>> Start DATA FOR THIS EXERCISE

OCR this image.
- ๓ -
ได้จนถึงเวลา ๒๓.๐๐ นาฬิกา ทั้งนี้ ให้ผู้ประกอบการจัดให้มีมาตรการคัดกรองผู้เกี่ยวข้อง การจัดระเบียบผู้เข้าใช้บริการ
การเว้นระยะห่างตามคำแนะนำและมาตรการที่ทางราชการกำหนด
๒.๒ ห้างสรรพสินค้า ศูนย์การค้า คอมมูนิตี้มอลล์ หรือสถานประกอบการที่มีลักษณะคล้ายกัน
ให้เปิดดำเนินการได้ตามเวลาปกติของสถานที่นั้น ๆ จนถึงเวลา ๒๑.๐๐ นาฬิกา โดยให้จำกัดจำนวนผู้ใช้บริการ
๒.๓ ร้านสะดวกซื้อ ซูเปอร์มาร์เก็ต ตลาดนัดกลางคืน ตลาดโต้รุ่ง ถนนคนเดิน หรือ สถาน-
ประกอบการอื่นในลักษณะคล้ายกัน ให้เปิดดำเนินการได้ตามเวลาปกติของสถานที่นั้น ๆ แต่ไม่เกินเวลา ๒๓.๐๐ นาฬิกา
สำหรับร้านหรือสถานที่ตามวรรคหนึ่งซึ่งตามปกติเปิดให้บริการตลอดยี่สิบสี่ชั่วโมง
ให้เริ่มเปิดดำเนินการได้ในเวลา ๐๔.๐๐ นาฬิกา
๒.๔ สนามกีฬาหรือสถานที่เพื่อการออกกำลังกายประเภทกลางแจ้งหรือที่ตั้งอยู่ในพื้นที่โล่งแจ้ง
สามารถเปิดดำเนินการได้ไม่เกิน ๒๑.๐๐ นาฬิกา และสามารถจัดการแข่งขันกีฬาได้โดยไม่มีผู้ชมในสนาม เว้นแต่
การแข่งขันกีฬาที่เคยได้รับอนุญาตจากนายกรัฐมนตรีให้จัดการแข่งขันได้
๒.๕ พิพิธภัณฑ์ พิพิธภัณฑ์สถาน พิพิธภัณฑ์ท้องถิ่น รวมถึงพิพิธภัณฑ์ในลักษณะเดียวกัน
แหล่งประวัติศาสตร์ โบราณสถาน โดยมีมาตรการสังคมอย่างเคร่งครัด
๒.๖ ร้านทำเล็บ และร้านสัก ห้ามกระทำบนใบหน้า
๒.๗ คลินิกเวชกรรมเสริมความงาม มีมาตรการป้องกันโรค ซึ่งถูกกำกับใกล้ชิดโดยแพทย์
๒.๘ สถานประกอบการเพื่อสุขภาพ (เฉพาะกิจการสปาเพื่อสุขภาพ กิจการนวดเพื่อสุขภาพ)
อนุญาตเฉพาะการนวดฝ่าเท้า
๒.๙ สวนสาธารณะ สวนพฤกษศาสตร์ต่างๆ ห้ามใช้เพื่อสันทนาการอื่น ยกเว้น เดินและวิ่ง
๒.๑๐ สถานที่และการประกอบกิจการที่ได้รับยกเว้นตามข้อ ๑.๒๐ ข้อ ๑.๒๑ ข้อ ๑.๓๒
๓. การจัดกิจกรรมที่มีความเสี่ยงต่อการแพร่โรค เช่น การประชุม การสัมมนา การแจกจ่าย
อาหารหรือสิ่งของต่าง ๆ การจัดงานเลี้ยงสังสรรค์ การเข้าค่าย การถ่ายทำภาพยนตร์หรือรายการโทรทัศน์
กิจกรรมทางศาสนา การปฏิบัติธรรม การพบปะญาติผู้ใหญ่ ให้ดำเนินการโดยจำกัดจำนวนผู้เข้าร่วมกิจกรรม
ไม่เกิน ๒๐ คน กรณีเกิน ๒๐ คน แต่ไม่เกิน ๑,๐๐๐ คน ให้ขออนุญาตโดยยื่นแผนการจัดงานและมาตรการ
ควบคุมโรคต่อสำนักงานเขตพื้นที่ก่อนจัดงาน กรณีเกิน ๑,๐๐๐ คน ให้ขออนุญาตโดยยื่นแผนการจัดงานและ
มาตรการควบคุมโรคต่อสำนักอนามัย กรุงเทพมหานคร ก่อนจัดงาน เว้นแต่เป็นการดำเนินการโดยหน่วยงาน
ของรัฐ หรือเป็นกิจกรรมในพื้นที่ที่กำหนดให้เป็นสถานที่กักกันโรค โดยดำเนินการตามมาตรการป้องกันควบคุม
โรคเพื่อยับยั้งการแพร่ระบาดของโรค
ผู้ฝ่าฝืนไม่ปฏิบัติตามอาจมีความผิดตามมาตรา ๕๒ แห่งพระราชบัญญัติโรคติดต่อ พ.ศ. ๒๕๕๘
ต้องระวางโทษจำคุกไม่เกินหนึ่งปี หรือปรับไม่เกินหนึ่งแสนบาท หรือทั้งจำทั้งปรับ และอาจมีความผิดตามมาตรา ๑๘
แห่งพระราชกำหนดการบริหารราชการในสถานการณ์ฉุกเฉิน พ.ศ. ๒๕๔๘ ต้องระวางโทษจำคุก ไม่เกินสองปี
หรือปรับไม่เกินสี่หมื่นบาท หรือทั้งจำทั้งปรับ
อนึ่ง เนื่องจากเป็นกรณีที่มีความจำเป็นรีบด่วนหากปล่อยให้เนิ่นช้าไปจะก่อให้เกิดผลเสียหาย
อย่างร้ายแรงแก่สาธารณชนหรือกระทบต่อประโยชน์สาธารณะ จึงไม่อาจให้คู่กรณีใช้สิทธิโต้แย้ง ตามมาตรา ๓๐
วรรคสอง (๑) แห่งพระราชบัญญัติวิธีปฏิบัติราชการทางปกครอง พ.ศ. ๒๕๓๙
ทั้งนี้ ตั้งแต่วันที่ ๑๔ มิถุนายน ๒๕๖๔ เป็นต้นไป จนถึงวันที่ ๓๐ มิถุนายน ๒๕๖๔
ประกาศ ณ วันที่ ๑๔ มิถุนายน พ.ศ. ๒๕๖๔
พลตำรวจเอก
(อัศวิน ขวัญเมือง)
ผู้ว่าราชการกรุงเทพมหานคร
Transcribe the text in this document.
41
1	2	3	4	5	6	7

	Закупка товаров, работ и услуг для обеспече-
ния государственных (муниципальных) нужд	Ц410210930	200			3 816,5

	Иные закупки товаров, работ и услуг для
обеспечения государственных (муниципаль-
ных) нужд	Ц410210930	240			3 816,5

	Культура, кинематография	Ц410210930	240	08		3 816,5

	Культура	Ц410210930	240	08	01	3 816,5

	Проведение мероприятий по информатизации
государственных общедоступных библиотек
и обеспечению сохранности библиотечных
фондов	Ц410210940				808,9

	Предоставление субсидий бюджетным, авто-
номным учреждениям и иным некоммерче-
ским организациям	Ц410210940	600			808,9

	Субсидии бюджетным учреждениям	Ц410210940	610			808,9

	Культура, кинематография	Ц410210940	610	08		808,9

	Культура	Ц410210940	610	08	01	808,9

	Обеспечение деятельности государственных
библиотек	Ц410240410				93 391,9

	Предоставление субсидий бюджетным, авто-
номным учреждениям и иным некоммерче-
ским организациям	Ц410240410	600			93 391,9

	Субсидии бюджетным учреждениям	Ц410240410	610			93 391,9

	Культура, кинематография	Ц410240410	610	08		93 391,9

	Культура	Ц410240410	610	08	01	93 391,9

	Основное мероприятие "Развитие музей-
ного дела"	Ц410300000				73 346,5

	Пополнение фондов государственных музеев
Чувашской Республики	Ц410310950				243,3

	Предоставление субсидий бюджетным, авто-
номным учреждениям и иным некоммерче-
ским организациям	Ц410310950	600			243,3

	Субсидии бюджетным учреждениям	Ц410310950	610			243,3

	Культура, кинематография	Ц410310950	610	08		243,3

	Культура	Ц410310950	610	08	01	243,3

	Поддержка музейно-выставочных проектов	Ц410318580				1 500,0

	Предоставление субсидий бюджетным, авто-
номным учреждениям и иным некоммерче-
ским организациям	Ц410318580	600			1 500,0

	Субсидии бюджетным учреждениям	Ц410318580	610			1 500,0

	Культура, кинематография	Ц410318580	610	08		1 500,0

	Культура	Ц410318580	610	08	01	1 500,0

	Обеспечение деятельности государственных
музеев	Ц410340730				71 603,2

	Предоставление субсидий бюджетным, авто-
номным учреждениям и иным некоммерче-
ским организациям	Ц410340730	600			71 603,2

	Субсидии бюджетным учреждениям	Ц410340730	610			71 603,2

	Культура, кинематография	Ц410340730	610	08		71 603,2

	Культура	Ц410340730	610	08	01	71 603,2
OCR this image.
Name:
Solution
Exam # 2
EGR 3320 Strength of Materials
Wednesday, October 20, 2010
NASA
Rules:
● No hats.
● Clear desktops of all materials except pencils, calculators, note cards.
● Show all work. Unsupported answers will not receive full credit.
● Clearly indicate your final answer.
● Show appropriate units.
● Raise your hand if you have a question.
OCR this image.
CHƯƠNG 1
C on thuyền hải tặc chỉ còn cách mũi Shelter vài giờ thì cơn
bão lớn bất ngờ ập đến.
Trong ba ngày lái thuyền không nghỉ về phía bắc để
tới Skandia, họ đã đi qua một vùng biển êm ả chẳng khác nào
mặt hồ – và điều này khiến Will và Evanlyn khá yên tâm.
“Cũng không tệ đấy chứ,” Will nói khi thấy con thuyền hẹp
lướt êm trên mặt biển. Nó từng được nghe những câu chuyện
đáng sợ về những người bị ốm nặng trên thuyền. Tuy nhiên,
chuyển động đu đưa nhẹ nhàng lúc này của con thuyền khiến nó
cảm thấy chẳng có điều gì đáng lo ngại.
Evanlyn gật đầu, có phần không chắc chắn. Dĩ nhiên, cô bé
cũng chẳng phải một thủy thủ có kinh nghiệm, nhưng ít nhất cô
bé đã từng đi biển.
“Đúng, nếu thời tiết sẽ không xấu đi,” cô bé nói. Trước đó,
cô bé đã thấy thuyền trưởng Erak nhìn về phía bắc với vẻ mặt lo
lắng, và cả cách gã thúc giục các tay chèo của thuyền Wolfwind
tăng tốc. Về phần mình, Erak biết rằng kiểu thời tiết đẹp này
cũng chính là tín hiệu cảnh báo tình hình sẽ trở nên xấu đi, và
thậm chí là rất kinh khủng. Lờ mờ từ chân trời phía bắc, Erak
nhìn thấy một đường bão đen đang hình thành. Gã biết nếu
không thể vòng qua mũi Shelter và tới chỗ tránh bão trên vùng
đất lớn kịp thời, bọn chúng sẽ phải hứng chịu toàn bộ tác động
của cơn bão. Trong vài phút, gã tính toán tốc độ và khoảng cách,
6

>> End DATA FOR THIS EXERCISE

§ **WHAT YOU HAVE TO DO**:
From the material above, copy each line that includes the word "ดการแข".

§ **PROBLEM SOLUTION**:
สามารถเปิดดำเนินการได้ไม่เกิน ๒๑.๐๐ นาฬิกา และสามารถจัดการแข่งขันกีฬาได้โดยไม่มีผู้ชมในสนาม เว้นแต่
การแข่งขันกีฬาที่เคยได้รับอนุญาตจากนายกรัฐมนตรีให้จัดการแข่งขันได้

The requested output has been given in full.